::: Records supplied :::

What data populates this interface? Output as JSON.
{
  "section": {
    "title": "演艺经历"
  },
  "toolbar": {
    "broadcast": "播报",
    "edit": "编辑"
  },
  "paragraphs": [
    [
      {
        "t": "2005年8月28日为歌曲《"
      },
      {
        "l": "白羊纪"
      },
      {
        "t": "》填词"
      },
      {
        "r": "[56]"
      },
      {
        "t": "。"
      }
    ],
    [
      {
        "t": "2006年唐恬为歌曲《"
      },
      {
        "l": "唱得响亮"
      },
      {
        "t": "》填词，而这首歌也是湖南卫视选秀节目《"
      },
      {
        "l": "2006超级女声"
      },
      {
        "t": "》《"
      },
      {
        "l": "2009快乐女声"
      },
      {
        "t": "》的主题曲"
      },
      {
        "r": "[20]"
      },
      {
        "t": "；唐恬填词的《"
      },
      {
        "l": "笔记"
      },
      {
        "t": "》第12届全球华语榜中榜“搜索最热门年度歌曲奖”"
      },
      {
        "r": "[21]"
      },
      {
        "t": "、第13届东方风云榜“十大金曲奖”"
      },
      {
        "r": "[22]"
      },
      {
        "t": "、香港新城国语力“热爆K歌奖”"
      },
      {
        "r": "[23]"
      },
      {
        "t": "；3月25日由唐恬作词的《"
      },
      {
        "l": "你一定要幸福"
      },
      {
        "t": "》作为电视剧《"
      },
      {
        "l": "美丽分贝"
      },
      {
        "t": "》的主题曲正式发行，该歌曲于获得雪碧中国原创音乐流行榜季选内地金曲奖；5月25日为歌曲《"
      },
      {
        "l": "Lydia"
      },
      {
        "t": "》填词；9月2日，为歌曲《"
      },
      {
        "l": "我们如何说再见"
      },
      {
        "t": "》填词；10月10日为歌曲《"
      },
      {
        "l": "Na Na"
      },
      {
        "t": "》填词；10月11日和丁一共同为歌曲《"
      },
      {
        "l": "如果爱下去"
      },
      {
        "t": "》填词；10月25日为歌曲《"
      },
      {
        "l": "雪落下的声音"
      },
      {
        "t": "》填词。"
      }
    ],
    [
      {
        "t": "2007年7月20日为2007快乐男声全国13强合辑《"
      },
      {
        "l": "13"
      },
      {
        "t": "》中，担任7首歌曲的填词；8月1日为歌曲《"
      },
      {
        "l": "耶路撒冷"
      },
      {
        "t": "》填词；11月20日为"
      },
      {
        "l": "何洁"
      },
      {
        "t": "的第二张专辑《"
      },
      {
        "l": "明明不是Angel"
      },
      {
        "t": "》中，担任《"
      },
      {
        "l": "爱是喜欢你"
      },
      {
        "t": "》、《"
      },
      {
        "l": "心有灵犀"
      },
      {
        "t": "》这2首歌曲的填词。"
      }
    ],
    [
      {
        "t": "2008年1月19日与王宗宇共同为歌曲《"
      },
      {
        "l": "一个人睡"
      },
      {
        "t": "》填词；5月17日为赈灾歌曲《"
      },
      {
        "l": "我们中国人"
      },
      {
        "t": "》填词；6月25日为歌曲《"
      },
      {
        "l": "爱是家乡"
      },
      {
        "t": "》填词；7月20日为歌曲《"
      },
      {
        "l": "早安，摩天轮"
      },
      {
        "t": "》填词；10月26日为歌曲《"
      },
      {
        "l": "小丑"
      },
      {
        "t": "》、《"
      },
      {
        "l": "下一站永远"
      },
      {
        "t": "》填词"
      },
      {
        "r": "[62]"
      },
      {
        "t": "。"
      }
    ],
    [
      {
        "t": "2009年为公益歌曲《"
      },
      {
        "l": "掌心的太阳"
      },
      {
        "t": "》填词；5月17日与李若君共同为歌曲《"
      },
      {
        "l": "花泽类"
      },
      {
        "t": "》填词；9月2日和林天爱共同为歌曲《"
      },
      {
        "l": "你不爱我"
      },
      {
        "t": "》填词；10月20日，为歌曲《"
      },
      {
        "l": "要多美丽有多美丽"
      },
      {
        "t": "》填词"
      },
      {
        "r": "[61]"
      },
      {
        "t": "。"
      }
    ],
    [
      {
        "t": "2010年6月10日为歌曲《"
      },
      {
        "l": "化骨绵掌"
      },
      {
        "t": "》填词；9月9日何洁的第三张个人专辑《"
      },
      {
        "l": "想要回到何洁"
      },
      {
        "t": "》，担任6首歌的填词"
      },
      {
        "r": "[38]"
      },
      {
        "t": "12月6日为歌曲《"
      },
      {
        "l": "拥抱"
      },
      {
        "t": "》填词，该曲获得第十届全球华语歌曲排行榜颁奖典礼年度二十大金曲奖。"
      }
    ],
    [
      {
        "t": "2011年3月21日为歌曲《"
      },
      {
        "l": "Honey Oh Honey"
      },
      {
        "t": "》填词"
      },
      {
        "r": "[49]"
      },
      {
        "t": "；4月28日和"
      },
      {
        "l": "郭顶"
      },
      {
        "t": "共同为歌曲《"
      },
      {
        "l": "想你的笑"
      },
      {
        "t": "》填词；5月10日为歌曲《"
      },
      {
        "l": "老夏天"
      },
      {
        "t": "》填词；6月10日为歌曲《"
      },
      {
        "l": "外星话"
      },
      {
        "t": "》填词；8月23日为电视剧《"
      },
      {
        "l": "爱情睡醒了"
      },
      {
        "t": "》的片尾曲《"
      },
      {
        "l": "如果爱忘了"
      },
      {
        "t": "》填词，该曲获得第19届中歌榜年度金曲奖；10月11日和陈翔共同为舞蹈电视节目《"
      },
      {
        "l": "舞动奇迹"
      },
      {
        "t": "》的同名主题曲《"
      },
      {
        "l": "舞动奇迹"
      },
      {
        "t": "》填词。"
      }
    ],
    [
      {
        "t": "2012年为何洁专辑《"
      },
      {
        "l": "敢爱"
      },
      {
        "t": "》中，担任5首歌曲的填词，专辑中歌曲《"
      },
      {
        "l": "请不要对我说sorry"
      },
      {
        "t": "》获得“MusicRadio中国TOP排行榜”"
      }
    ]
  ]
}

:::

▶ _To be done_: In this exercise, repeat all entries exactly.

▶ _Task result_:
What data populates this interface? Output as JSON.
{
  "section": {
    "title": "演艺经历"
  },
  "toolbar": {
    "broadcast": "播报",
    "edit": "编辑"
  },
  "paragraphs": [
    [
      {
        "t": "2005年8月28日为歌曲《"
      },
      {
        "l": "白羊纪"
      },
      {
        "t": "》填词"
      },
      {
        "r": "[56]"
      },
      {
        "t": "。"
      }
    ],
    [
      {
        "t": "2006年唐恬为歌曲《"
      },
      {
        "l": "唱得响亮"
      },
      {
        "t": "》填词，而这首歌也是湖南卫视选秀节目《"
      },
      {
        "l": "2006超级女声"
      },
      {
        "t": "》《"
      },
      {
        "l": "2009快乐女声"
      },
      {
        "t": "》的主题曲"
      },
      {
        "r": "[20]"
      },
      {
        "t": "；唐恬填词的《"
      },
      {
        "l": "笔记"
      },
      {
        "t": "》第12届全球华语榜中榜“搜索最热门年度歌曲奖”"
      },
      {
        "r": "[21]"
      },
      {
        "t": "、第13届东方风云榜“十大金曲奖”"
      },
      {
        "r": "[22]"
      },
      {
        "t": "、香港新城国语力“热爆K歌奖”"
      },
      {
        "r": "[23]"
      },
      {
        "t": "；3月25日由唐恬作词的《"
      },
      {
        "l": "你一定要幸福"
      },
      {
        "t": "》作为电视剧《"
      },
      {
        "l": "美丽分贝"
      },
      {
        "t": "》的主题曲正式发行，该歌曲于获得雪碧中国原创音乐流行榜季选内地金曲奖；5月25日为歌曲《"
      },
      {
        "l": "Lydia"
      },
      {
        "t": "》填词；9月2日，为歌曲《"
      },
      {
        "l": "我们如何说再见"
      },
      {
        "t": "》填词；10月10日为歌曲《"
      },
      {
        "l": "Na Na"
      },
      {
        "t": "》填词；10月11日和丁一共同为歌曲《"
      },
      {
        "l": "如果爱下去"
      },
      {
        "t": "》填词；10月25日为歌曲《"
      },
      {
        "l": "雪落下的声音"
      },
      {
        "t": "》填词。"
      }
    ],
    [
      {
        "t": "2007年7月20日为2007快乐男声全国13强合辑《"
      },
      {
        "l": "13"
      },
      {
        "t": "》中，担任7首歌曲的填词；8月1日为歌曲《"
      },
      {
        "l": "耶路撒冷"
      },
      {
        "t": "》填词；11月20日为"
      },
      {
        "l": "何洁"
      },
      {
        "t": "的第二张专辑《"
      },
      {
        "l": "明明不是Angel"
      },
      {
        "t": "》中，担任《"
      },
      {
        "l": "爱是喜欢你"
      },
      {
        "t": "》、《"
      },
      {
        "l": "心有灵犀"
      },
      {
        "t": "》这2首歌曲的填词。"
      }
    ],
    [
      {
        "t": "2008年1月19日与王宗宇共同为歌曲《"
      },
      {
        "l": "一个人睡"
      },
      {
        "t": "》填词；5月17日为赈灾歌曲《"
      },
      {
        "l": "我们中国人"
      },
      {
        "t": "》填词；6月25日为歌曲《"
      },
      {
        "l": "爱是家乡"
      },
      {
        "t": "》填词；7月20日为歌曲《"
      },
      {
        "l": "早安，摩天轮"
      },
      {
        "t": "》填词；10月26日为歌曲《"
      },
      {
        "l": "小丑"
      },
      {
        "t": "》、《"
      },
      {
        "l": "下一站永远"
      },
      {
        "t": "》填词"
      },
      {
        "r": "[62]"
      },
      {
        "t": "。"
      }
    ],
    [
      {
        "t": "2009年为公益歌曲《"
      },
      {
        "l": "掌心的太阳"
      },
      {
        "t": "》填词；5月17日与李若君共同为歌曲《"
      },
      {
        "l": "花泽类"
      },
      {
        "t": "》填词；9月2日和林天爱共同为歌曲《"
      },
      {
        "l": "你不爱我"
      },
      {
        "t": "》填词；10月20日，为歌曲《"
      },
      {
        "l": "要多美丽有多美丽"
      },
      {
        "t": "》填词"
      },
      {
        "r": "[61]"
      },
      {
        "t": "。"
      }
    ],
    [
      {
        "t": "2010年6月10日为歌曲《"
      },
      {
        "l": "化骨绵掌"
      },
      {
        "t": "》填词；9月9日何洁的第三张个人专辑《"
      },
      {
        "l": "想要回到何洁"
      },
      {
        "t": "》，担任6首歌的填词"
      },
      {
        "r": "[38]"
      },
      {
        "t": "12月6日为歌曲《"
      },
      {
        "l": "拥抱"
      },
      {
        "t": "》填词，该曲获得第十届全球华语歌曲排行榜颁奖典礼年度二十大金曲奖。"
      }
    ],
    [
      {
        "t": "2011年3月21日为歌曲《"
      },
      {
        "l": "Honey Oh Honey"
      },
      {
        "t": "》填词"
      },
      {
        "r": "[49]"
      },
      {
        "t": "；4月28日和"
      },
      {
        "l": "郭顶"
      },
      {
        "t": "共同为歌曲《"
      },
      {
        "l": "想你的笑"
      },
      {
        "t": "》填词；5月10日为歌曲《"
      },
      {
        "l": "老夏天"
      },
      {
        "t": "》填词；6月10日为歌曲《"
      },
      {
        "l": "外星话"
      },
      {
        "t": "》填词；8月23日为电视剧《"
      },
      {
        "l": "爱情睡醒了"
      },
      {
        "t": "》的片尾曲《"
      },
      {
        "l": "如果爱忘了"
      },
      {
        "t": "》填词，该曲获得第19届中歌榜年度金曲奖；10月11日和陈翔共同为舞蹈电视节目《"
      },
      {
        "l": "舞动奇迹"
      },
      {
        "t": "》的同名主题曲《"
      },
      {
        "l": "舞动奇迹"
      },
      {
        "t": "》填词。"
      }
    ],
    [
      {
        "t": "2012年为何洁专辑《"
      },
      {
        "l": "敢爱"
      },
      {
        "t": "》中，担任5首歌曲的填词，专辑中歌曲《"
      },
      {
        "l": "请不要对我说sorry"
      },
      {
        "t": "》获得“MusicRadio中国TOP排行榜”"
      }
    ]
  ]
}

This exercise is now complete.